WHAT IS REQUIRED ▸
Copy, from the entries below, each line in which the string "name" appears.

WORKING DATA ▸
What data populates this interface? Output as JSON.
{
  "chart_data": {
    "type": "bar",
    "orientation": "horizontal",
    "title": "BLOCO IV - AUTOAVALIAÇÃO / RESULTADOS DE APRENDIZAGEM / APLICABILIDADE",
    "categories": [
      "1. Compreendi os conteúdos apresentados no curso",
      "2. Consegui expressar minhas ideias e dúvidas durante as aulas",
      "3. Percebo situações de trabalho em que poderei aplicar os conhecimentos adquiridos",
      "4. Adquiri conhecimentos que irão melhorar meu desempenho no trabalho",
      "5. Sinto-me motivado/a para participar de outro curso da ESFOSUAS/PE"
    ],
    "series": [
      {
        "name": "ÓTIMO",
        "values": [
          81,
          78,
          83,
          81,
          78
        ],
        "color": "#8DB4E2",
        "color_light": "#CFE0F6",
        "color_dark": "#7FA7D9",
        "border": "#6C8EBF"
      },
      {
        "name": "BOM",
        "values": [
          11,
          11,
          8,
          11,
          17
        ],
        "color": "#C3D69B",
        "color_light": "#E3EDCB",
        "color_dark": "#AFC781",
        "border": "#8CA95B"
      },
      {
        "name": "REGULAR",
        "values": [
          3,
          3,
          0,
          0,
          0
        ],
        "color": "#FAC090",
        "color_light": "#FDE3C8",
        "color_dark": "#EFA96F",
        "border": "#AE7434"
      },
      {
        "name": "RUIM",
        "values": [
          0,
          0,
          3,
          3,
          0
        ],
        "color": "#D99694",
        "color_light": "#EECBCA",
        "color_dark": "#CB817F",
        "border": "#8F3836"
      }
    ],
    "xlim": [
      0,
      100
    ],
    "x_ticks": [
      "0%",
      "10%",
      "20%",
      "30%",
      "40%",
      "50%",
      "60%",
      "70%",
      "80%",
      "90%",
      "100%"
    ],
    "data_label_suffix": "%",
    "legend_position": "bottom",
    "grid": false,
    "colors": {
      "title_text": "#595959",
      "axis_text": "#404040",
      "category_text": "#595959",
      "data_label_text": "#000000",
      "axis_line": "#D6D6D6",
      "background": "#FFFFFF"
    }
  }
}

FULL OUTPUT ▸
        "name": "ÓTIMO",
        "name": "BOM",
        "name": "REGULAR",
        "name": "RUIM",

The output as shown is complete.